== INPUT RECORDS ==

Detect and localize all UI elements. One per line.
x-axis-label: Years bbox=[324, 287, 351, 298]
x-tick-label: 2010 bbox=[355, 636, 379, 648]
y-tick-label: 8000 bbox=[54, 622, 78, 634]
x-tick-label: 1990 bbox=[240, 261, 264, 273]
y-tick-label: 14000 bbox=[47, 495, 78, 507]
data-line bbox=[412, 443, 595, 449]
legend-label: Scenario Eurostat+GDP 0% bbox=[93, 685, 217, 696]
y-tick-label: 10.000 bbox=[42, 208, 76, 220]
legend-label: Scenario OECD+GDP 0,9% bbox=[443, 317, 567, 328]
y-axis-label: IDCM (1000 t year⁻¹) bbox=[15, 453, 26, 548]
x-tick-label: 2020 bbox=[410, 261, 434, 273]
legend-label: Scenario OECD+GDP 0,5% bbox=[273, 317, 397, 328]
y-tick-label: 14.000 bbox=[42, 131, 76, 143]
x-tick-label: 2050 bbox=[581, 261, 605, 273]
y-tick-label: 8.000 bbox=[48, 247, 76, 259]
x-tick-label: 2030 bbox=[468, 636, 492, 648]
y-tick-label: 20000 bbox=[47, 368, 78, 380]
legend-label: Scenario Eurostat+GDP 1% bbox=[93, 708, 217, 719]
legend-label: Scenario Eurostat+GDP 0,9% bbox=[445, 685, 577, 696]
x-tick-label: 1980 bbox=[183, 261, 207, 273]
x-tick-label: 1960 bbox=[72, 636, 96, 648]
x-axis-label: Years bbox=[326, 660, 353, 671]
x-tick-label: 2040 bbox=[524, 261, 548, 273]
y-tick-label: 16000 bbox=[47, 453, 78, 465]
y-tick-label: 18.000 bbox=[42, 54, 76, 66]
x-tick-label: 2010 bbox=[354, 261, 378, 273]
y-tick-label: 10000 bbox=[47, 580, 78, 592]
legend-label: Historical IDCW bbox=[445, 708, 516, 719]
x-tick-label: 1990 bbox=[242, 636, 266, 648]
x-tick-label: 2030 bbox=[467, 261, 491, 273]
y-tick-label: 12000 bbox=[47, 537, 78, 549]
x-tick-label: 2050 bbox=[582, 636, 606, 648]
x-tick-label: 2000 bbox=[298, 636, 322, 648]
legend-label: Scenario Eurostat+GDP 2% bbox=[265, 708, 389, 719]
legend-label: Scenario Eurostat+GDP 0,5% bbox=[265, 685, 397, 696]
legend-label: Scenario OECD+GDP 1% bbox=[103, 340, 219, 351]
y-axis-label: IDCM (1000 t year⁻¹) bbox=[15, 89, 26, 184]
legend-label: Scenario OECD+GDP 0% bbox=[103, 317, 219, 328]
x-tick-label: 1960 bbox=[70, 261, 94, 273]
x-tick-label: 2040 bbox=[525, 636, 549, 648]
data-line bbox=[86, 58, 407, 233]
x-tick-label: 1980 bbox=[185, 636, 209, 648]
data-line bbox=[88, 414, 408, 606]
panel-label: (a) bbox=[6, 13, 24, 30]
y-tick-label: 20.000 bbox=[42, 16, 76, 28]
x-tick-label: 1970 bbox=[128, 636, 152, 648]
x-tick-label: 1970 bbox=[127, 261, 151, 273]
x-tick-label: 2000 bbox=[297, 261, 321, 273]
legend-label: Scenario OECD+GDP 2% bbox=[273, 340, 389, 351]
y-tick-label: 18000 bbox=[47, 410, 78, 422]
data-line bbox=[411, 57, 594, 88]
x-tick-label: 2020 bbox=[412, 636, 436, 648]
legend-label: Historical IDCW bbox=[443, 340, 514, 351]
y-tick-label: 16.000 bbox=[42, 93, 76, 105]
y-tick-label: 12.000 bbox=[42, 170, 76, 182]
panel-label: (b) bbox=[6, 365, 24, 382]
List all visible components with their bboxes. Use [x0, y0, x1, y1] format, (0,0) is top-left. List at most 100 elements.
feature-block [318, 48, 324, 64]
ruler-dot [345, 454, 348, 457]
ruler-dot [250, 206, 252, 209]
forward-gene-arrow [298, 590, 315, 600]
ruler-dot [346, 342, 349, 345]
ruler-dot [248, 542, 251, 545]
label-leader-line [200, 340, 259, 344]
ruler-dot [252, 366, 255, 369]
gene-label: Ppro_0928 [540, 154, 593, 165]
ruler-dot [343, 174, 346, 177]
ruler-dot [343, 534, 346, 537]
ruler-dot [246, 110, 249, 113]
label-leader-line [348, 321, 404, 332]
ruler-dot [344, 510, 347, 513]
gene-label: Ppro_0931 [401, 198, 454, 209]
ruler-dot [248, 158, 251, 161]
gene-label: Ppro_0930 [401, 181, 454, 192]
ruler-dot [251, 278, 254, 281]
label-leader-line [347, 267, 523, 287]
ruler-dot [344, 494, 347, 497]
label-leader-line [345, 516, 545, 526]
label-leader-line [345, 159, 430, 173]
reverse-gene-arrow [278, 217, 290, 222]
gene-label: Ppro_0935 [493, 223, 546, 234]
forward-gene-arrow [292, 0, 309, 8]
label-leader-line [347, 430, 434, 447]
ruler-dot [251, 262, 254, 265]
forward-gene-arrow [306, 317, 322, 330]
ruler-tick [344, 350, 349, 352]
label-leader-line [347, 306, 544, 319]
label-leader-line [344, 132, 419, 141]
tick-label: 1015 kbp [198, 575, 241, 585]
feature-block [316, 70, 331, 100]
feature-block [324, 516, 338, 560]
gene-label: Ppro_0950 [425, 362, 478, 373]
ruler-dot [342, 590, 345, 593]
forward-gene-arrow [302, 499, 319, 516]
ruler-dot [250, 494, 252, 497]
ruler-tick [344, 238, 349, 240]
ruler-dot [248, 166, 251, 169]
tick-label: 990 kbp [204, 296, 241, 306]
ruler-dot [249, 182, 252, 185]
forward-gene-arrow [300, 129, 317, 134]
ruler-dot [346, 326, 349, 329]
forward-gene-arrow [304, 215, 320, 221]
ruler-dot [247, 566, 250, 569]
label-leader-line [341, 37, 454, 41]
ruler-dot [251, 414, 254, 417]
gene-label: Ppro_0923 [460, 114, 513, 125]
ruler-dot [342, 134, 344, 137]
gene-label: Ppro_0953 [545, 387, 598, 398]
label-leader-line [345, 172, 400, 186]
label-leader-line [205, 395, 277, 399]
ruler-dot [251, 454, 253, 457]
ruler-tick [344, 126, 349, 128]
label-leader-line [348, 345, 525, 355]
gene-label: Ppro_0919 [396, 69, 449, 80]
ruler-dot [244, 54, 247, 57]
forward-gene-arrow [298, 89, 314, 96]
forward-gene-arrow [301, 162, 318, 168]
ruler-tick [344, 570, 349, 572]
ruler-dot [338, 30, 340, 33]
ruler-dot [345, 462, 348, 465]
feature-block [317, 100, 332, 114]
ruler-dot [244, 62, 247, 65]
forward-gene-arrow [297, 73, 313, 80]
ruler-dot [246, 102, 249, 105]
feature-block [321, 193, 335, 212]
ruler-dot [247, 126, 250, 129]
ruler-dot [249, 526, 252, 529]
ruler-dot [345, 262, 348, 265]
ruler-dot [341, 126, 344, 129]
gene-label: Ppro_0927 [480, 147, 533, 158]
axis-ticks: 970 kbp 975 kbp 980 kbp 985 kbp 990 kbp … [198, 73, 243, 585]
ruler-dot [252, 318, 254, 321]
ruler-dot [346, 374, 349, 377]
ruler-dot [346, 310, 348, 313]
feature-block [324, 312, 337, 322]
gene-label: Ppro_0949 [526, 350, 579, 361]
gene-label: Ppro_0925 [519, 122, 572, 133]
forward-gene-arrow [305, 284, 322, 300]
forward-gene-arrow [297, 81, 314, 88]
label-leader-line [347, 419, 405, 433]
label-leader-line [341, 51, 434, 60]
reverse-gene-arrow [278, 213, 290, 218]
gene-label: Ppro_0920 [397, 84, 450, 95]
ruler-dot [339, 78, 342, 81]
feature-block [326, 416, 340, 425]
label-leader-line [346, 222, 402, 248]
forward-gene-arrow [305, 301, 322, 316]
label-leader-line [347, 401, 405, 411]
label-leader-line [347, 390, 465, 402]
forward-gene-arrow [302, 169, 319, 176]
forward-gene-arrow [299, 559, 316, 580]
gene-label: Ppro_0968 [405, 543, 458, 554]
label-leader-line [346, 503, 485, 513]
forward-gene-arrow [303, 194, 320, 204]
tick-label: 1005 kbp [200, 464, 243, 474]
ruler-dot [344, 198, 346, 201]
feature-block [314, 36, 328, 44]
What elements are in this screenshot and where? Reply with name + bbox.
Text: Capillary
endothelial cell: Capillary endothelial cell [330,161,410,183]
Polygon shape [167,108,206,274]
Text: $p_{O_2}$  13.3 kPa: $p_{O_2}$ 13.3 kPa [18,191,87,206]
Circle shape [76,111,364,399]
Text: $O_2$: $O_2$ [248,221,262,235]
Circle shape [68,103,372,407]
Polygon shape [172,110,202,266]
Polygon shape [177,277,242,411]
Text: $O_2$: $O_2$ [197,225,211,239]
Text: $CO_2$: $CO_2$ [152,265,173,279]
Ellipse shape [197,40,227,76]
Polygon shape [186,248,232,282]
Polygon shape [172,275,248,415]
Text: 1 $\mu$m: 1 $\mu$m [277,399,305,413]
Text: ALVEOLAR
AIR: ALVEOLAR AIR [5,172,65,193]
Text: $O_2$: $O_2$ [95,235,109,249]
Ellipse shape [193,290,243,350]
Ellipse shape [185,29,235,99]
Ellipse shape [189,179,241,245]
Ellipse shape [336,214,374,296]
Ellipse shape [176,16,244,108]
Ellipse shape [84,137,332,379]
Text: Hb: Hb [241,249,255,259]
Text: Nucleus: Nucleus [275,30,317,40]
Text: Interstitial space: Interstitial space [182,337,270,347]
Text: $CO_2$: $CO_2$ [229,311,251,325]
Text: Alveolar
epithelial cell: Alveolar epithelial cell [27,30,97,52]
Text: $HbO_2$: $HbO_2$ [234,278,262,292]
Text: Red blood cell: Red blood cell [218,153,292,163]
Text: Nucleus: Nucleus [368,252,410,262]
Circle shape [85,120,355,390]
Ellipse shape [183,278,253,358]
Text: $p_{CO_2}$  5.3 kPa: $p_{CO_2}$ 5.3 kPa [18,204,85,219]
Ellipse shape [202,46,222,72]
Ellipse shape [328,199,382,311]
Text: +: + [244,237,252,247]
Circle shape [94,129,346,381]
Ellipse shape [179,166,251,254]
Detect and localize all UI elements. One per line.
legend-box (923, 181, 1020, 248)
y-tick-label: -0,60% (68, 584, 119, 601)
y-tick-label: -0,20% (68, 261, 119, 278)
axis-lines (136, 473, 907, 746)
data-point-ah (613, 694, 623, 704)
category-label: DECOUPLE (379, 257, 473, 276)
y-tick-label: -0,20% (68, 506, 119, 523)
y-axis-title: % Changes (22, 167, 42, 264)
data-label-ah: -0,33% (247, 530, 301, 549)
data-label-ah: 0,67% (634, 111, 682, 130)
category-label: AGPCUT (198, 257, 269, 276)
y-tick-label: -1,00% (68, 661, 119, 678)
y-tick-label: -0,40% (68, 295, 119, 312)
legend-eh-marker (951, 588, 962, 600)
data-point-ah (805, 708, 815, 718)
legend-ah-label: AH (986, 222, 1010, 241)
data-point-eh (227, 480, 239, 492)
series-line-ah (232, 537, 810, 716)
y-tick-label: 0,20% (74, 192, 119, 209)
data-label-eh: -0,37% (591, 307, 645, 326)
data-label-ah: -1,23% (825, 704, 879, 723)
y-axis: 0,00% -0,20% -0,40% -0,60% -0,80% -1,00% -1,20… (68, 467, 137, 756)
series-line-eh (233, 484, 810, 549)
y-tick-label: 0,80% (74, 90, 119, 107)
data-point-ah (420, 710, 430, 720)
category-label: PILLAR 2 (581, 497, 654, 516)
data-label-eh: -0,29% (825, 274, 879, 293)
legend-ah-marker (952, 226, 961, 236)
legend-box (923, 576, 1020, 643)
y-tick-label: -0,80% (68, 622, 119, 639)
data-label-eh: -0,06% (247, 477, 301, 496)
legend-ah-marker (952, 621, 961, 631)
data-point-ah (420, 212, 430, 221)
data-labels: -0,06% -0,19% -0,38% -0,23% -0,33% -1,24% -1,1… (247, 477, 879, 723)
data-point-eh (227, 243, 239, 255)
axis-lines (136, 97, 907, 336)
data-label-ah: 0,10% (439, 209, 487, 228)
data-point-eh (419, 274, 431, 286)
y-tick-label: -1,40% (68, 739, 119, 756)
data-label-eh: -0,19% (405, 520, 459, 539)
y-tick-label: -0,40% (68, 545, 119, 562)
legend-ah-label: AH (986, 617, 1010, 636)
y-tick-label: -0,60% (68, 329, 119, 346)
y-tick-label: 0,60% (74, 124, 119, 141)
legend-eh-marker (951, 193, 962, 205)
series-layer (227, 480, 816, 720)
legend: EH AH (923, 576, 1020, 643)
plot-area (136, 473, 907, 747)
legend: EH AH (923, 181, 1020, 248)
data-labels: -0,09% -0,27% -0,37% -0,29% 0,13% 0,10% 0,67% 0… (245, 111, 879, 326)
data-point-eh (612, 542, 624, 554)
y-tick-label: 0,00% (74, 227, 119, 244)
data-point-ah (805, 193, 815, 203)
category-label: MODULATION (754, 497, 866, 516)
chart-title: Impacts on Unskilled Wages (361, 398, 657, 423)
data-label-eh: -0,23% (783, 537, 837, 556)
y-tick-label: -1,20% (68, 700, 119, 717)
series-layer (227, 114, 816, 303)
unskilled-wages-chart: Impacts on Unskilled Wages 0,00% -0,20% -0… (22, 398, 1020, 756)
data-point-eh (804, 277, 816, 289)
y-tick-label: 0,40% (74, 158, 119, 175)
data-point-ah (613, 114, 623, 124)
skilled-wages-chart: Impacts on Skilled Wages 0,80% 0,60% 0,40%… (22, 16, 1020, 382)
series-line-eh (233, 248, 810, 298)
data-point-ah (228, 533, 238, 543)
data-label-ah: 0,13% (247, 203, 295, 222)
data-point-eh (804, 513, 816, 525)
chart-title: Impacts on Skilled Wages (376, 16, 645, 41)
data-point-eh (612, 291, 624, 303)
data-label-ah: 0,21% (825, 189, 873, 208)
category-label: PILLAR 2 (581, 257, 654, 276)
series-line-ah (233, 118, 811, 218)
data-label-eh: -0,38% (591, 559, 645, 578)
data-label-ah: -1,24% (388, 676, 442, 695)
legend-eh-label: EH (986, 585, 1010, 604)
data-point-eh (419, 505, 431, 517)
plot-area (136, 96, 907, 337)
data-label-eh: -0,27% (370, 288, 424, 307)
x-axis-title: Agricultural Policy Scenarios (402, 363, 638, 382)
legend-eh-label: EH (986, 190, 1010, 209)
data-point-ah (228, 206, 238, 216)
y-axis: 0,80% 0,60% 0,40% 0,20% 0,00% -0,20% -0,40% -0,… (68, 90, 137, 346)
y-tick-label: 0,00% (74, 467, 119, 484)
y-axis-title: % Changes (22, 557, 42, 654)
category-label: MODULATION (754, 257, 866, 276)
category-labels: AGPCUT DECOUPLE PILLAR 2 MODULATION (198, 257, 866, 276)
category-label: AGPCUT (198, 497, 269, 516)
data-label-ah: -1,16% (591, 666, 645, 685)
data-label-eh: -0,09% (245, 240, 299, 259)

===

→ **WORK INSTRUCTIONS**
List the lines of the material, numbered, running from its first line through the line that contains "x-tick-label: 2000 bbox=[297, 261, 321, 273]", with both ends included and any blank lines omitted.

→ **RESULT OF THE EXERCISE**
1. Detect and localize all UI elements. One per line.
2. x-axis-label: Years bbox=[324, 287, 351, 298]
3. x-tick-label: 2010 bbox=[355, 636, 379, 648]
4. y-tick-label: 8000 bbox=[54, 622, 78, 634]
5. x-tick-label: 1990 bbox=[240, 261, 264, 273]
6. y-tick-label: 14000 bbox=[47, 495, 78, 507]
7. data-line bbox=[412, 443, 595, 449]
8. legend-label: Scenario Eurostat+GDP 0% bbox=[93, 685, 217, 696]
9. y-tick-label: 10.000 bbox=[42, 208, 76, 220]
10. legend-label: Scenario OECD+GDP 0,9% bbox=[443, 317, 567, 328]
11. y-axis-label: IDCM (1000 t year⁻¹) bbox=[15, 453, 26, 548]
12. x-tick-label: 2020 bbox=[410, 261, 434, 273]
13. legend-label: Scenario OECD+GDP 0,5% bbox=[273, 317, 397, 328]
14. y-tick-label: 14.000 bbox=[42, 131, 76, 143]
15. x-tick-label: 2050 bbox=[581, 261, 605, 273]
16. y-tick-label: 8.000 bbox=[48, 247, 76, 259]
17. x-tick-label: 2030 bbox=[468, 636, 492, 648]
18. y-tick-label: 20000 bbox=[47, 368, 78, 380]
19. legend-label: Scenario Eurostat+GDP 1% bbox=[93, 708, 217, 719]
20. legend-label: Scenario Eurostat+GDP 0,9% bbox=[445, 685, 577, 696]
21. x-tick-label: 1980 bbox=[183, 261, 207, 273]
22. x-tick-label: 1960 bbox=[72, 636, 96, 648]
23. x-axis-label: Years bbox=[326, 660, 353, 671]
24. x-tick-label: 2040 bbox=[524, 261, 548, 273]
25. y-tick-label: 16000 bbox=[47, 453, 78, 465]
26. y-tick-label: 18.000 bbox=[42, 54, 76, 66]
27. x-tick-label: 2010 bbox=[354, 261, 378, 273]
28. y-tick-label: 10000 bbox=[47, 580, 78, 592]
29. legend-label: Historical IDCW bbox=[445, 708, 516, 719]
30. x-tick-label: 1990 bbox=[242, 636, 266, 648]
31. x-tick-label: 2030 bbox=[467, 261, 491, 273]
32. y-tick-label: 12000 bbox=[47, 537, 78, 549]
33. x-tick-label: 2050 bbox=[582, 636, 606, 648]
34. x-tick-label: 2000 bbox=[298, 636, 322, 648]
35. legend-label: Scenario Eurostat+GDP 2% bbox=[265, 708, 389, 719]
36. legend-label: Scenario Eurostat+GDP 0,5% bbox=[265, 685, 397, 696]
37. legend-label: Scenario OECD+GDP 1% bbox=[103, 340, 219, 351]
38. y-axis-label: IDCM (1000 t year⁻¹) bbox=[15, 89, 26, 184]
39. legend-label: Scenario OECD+GDP 0% bbox=[103, 317, 219, 328]
40. x-tick-label: 1960 bbox=[70, 261, 94, 273]
41. x-tick-label: 2040 bbox=[525, 636, 549, 648]
42. data-line bbox=[86, 58, 407, 233]
43. x-tick-label: 1980 bbox=[185, 636, 209, 648]
44. data-line bbox=[88, 414, 408, 606]
45. panel-label: (a) bbox=[6, 13, 24, 30]
46. y-tick-label: 20.000 bbox=[42, 16, 76, 28]
47. x-tick-label: 1970 bbox=[128, 636, 152, 648]
48. x-tick-label: 1970 bbox=[127, 261, 151, 273]
49. x-tick-label: 2000 bbox=[297, 261, 321, 273]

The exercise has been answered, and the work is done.